• **WHAT IS NEEDED**
List all the lines in these records that hold "Transparent".

• **SUPPLIED DATA**
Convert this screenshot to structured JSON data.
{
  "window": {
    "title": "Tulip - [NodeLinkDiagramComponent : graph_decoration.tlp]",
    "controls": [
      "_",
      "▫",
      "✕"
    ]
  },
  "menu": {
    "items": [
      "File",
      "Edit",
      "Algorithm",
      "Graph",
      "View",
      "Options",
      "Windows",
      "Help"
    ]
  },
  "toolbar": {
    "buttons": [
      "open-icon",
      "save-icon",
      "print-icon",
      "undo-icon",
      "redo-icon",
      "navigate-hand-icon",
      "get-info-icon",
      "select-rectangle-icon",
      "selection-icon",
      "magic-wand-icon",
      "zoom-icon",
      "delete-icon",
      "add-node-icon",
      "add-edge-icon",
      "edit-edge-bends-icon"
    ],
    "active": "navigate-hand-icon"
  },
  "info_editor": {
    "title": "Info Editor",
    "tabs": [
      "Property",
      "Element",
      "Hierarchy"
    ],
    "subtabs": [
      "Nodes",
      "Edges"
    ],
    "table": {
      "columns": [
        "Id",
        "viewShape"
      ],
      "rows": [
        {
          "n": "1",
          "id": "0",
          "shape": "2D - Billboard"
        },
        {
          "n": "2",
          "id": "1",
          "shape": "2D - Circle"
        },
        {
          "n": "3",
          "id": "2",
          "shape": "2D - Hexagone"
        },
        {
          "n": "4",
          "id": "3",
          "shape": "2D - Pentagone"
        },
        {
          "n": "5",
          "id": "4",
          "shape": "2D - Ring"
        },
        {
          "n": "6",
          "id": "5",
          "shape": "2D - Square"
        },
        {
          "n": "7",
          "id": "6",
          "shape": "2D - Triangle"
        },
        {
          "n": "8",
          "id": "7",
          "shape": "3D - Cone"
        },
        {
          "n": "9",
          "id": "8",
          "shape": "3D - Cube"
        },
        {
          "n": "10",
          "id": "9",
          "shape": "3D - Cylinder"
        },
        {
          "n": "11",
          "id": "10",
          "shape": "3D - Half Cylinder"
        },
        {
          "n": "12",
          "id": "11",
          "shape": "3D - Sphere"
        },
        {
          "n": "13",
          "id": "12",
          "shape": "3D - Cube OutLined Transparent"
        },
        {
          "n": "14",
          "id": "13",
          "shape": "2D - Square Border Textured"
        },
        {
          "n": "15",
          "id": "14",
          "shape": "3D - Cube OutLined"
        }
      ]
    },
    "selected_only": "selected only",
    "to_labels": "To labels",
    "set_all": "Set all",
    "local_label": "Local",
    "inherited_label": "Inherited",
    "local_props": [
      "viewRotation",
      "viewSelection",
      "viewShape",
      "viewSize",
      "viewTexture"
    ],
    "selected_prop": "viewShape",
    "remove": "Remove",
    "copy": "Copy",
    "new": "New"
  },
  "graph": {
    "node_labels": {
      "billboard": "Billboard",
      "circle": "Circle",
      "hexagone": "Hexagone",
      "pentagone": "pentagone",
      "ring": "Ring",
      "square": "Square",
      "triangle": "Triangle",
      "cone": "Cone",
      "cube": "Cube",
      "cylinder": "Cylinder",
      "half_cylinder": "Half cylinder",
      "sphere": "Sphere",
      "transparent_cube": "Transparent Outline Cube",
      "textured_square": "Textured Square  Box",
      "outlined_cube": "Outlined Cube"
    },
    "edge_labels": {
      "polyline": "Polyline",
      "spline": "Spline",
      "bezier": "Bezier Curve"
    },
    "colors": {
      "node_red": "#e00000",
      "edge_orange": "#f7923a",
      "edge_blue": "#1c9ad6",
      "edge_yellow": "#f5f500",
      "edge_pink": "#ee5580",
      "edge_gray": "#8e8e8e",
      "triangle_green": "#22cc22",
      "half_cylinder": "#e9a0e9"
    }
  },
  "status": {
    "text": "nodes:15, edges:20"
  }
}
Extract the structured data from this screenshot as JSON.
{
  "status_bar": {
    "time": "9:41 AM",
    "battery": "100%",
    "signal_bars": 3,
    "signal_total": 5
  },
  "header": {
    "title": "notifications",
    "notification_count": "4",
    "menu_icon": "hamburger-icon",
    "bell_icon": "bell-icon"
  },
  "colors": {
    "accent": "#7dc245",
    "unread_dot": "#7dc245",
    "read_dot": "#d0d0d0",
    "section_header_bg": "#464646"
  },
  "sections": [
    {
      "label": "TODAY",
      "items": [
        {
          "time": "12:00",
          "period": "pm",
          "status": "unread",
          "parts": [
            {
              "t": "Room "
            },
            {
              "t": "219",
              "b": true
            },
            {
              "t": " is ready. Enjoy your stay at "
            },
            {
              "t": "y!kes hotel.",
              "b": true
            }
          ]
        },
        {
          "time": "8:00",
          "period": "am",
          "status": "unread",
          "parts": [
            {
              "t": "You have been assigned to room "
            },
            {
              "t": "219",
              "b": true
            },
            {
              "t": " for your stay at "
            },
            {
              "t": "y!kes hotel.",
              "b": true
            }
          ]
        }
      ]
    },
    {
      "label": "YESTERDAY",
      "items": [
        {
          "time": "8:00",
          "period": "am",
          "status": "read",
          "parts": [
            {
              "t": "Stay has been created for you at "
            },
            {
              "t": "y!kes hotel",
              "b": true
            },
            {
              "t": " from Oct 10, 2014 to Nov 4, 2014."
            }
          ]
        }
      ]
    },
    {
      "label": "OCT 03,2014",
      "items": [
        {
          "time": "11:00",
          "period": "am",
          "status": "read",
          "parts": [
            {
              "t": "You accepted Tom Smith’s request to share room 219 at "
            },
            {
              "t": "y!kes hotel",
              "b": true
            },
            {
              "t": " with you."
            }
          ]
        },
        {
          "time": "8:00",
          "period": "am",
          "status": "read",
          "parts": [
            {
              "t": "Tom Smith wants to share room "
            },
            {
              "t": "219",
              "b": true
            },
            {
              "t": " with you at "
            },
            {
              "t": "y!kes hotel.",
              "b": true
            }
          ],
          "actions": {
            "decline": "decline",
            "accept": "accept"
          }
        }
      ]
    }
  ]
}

• **WRITTEN ANSWER**
          "shape": "3D - Cube OutLined Transparent"
      "transparent_cube": "Transparent Outline Cube",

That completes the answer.